What the exercise asks: Return the material word for word. Do not include the pictures.

Provided information:
----

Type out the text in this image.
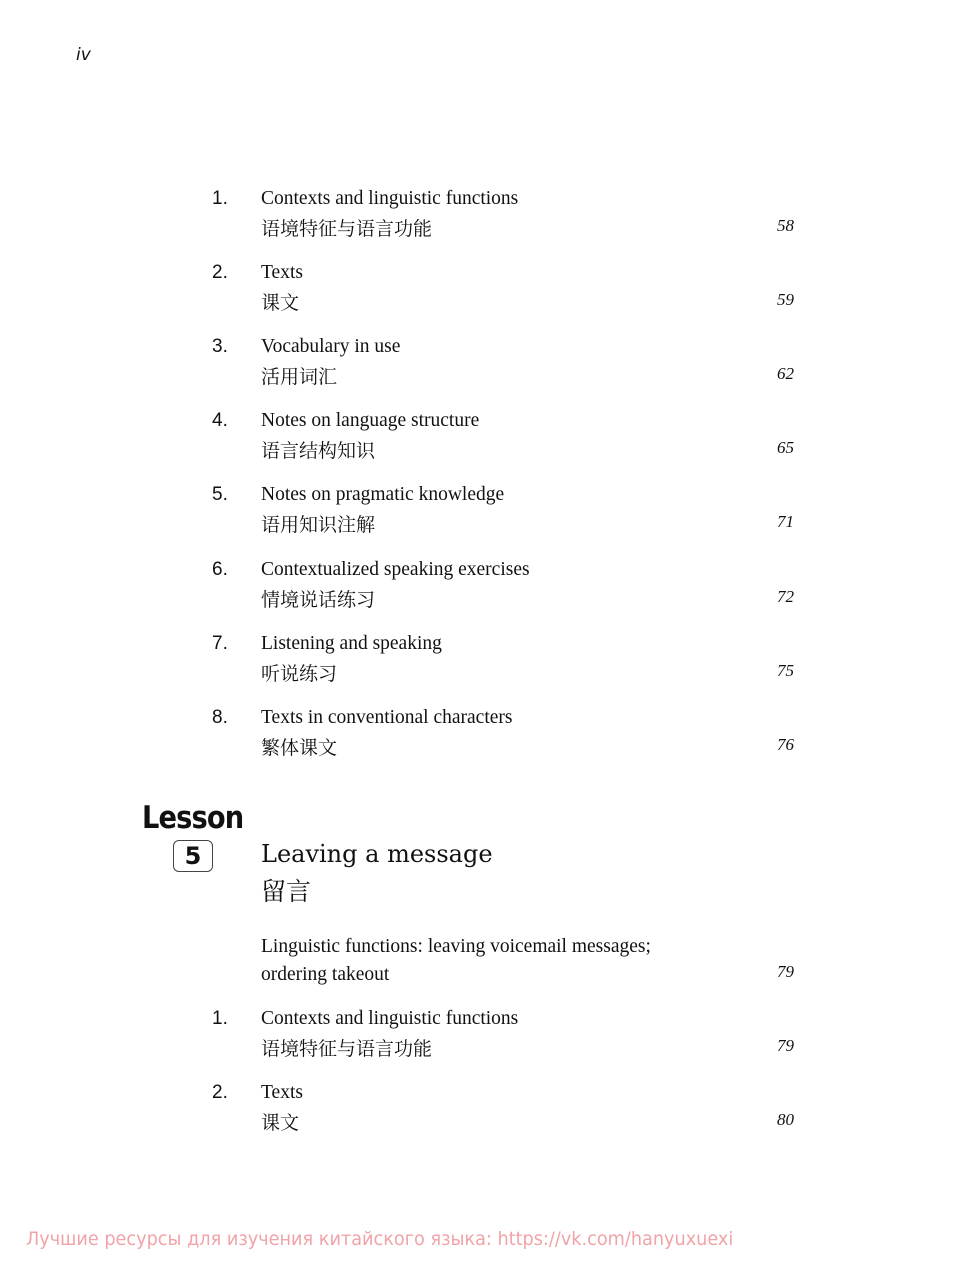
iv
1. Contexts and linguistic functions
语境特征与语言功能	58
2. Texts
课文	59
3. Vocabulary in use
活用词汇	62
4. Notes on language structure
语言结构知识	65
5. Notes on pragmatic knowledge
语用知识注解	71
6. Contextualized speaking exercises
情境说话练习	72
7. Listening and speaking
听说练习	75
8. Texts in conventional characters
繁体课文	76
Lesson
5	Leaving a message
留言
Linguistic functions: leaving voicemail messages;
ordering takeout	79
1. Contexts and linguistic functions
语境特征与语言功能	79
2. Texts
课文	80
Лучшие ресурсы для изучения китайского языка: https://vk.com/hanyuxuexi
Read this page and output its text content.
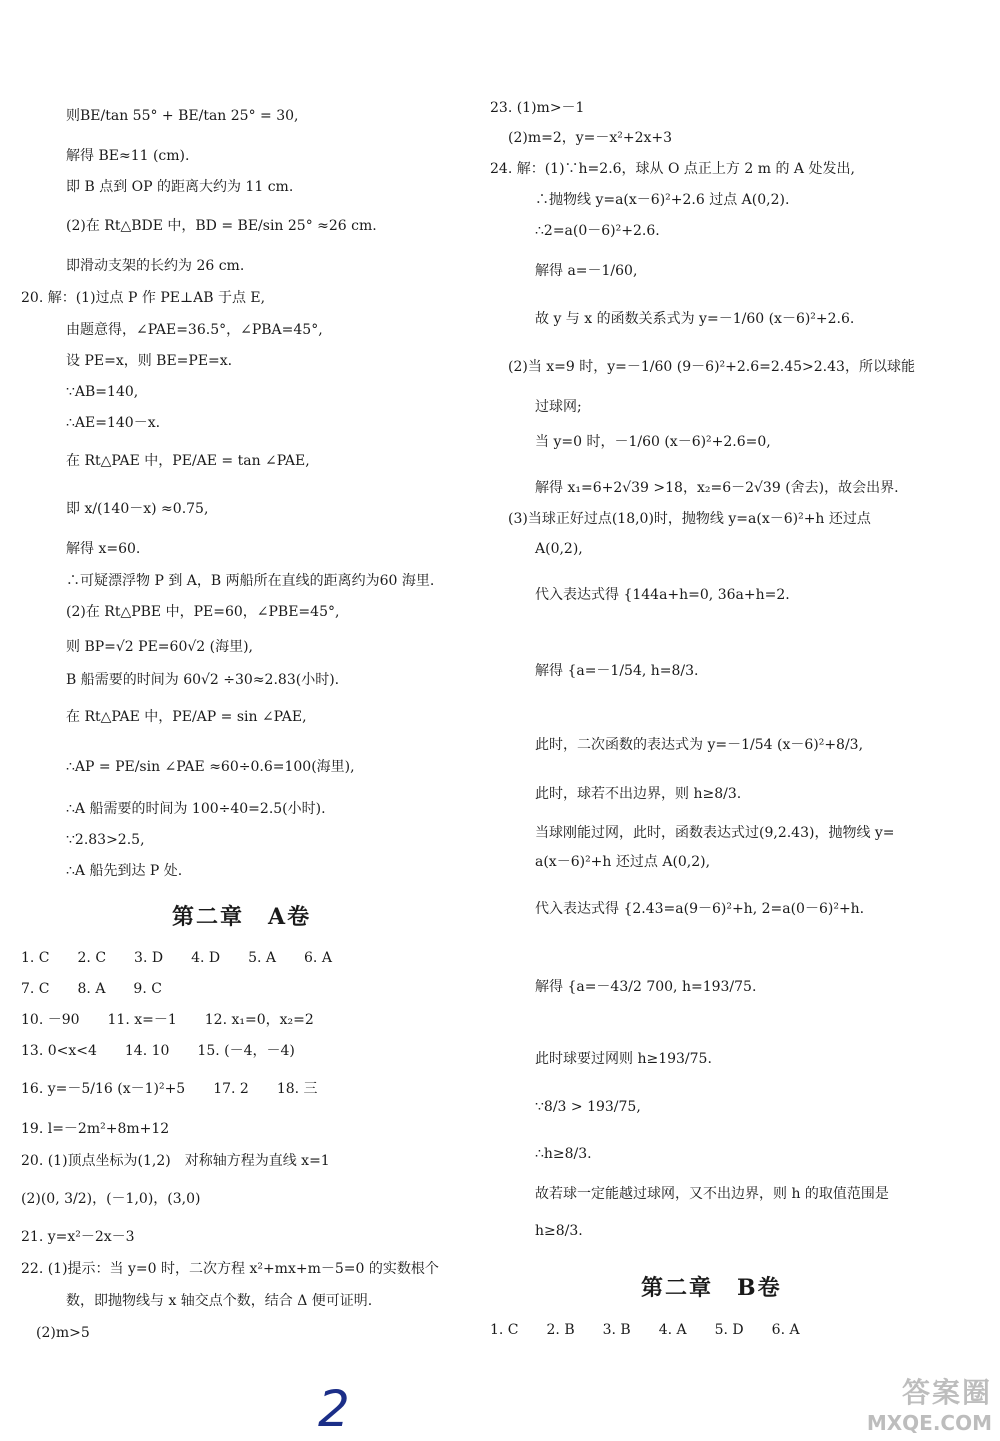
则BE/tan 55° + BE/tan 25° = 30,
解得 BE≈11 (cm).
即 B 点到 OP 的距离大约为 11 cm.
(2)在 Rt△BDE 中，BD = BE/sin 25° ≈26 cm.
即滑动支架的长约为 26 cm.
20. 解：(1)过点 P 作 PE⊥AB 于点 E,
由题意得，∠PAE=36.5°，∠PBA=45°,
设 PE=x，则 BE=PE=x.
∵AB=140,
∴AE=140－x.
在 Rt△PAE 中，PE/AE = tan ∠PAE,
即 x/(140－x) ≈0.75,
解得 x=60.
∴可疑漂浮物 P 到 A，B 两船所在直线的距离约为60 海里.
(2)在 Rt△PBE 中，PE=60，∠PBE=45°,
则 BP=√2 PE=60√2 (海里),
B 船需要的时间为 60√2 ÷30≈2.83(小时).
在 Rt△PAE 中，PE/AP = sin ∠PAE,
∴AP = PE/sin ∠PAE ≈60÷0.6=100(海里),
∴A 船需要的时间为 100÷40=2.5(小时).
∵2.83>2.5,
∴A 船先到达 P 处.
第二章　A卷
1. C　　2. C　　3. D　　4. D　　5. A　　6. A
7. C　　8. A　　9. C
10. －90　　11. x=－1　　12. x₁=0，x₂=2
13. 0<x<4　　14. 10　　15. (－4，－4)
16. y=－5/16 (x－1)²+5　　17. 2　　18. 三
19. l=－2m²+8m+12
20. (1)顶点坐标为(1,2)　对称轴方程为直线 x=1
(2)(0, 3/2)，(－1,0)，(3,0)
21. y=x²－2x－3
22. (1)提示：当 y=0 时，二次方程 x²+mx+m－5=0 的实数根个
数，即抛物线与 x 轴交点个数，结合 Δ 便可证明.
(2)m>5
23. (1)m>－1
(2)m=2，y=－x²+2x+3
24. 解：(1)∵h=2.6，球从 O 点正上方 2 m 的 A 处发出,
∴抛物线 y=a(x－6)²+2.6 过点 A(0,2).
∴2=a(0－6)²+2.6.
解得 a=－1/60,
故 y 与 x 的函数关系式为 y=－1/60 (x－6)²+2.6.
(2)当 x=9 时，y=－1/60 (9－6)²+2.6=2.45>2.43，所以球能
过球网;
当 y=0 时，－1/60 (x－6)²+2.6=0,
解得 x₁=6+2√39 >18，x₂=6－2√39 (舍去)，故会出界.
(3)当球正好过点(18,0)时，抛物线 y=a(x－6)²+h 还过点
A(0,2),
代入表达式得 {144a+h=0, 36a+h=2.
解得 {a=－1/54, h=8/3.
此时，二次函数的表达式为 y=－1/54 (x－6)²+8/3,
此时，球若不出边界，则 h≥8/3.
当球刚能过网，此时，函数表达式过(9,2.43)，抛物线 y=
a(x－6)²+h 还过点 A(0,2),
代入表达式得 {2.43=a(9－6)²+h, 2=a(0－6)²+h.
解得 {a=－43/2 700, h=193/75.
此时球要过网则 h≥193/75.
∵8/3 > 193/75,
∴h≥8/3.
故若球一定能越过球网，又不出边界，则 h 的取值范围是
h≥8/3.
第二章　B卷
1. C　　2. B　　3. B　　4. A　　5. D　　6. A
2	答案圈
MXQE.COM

----

In response:
Type out the text in this image.
iv
1. Contexts and linguistic functions
语境特征与语言功能	58
2. Texts
课文	59
3. Vocabulary in use
活用词汇	62
4. Notes on language structure
语言结构知识	65
5. Notes on pragmatic knowledge
语用知识注解	71
6. Contextualized speaking exercises
情境说话练习	72
7. Listening and speaking
听说练习	75
8. Texts in conventional characters
繁体课文	76
Lesson
5	Leaving a message
留言
Linguistic functions: leaving voicemail messages;
ordering takeout	79
1. Contexts and linguistic functions
语境特征与语言功能	79
2. Texts
课文	80
Лучшие ресурсы для изучения китайского языка: https://vk.com/hanyuxuexi
Read this page and output its text content.
则BE/tan 55° + BE/tan 25° = 30,
解得 BE≈11 (cm).
即 B 点到 OP 的距离大约为 11 cm.
(2)在 Rt△BDE 中，BD = BE/sin 25° ≈26 cm.
即滑动支架的长约为 26 cm.
20. 解：(1)过点 P 作 PE⊥AB 于点 E,
由题意得，∠PAE=36.5°，∠PBA=45°,
设 PE=x，则 BE=PE=x.
∵AB=140,
∴AE=140－x.
在 Rt△PAE 中，PE/AE = tan ∠PAE,
即 x/(140－x) ≈0.75,
解得 x=60.
∴可疑漂浮物 P 到 A，B 两船所在直线的距离约为60 海里.
(2)在 Rt△PBE 中，PE=60，∠PBE=45°,
则 BP=√2 PE=60√2 (海里),
B 船需要的时间为 60√2 ÷30≈2.83(小时).
在 Rt△PAE 中，PE/AP = sin ∠PAE,
∴AP = PE/sin ∠PAE ≈60÷0.6=100(海里),
∴A 船需要的时间为 100÷40=2.5(小时).
∵2.83>2.5,
∴A 船先到达 P 处.
第二章　A卷
1. C　　2. C　　3. D　　4. D　　5. A　　6. A
7. C　　8. A　　9. C
10. －90　　11. x=－1　　12. x₁=0，x₂=2
13. 0<x<4　　14. 10　　15. (－4，－4)
16. y=－5/16 (x－1)²+5　　17. 2　　18. 三
19. l=－2m²+8m+12
20. (1)顶点坐标为(1,2)　对称轴方程为直线 x=1
(2)(0, 3/2)，(－1,0)，(3,0)
21. y=x²－2x－3
22. (1)提示：当 y=0 时，二次方程 x²+mx+m－5=0 的实数根个
数，即抛物线与 x 轴交点个数，结合 Δ 便可证明.
(2)m>5
23. (1)m>－1
(2)m=2，y=－x²+2x+3
24. 解：(1)∵h=2.6，球从 O 点正上方 2 m 的 A 处发出,
∴抛物线 y=a(x－6)²+2.6 过点 A(0,2).
∴2=a(0－6)²+2.6.
解得 a=－1/60,
故 y 与 x 的函数关系式为 y=－1/60 (x－6)²+2.6.
(2)当 x=9 时，y=－1/60 (9－6)²+2.6=2.45>2.43，所以球能
过球网;
当 y=0 时，－1/60 (x－6)²+2.6=0,
解得 x₁=6+2√39 >18，x₂=6－2√39 (舍去)，故会出界.
(3)当球正好过点(18,0)时，抛物线 y=a(x－6)²+h 还过点
A(0,2),
代入表达式得 {144a+h=0, 36a+h=2.
解得 {a=－1/54, h=8/3.
此时，二次函数的表达式为 y=－1/54 (x－6)²+8/3,
此时，球若不出边界，则 h≥8/3.
当球刚能过网，此时，函数表达式过(9,2.43)，抛物线 y=
a(x－6)²+h 还过点 A(0,2),
代入表达式得 {2.43=a(9－6)²+h, 2=a(0－6)²+h.
解得 {a=－43/2 700, h=193/75.
此时球要过网则 h≥193/75.
∵8/3 > 193/75,
∴h≥8/3.
故若球一定能越过球网，又不出边界，则 h 的取值范围是
h≥8/3.
第二章　B卷
1. C　　2. B　　3. B　　4. A　　5. D　　6. A
2	答案圈
MXQE.COM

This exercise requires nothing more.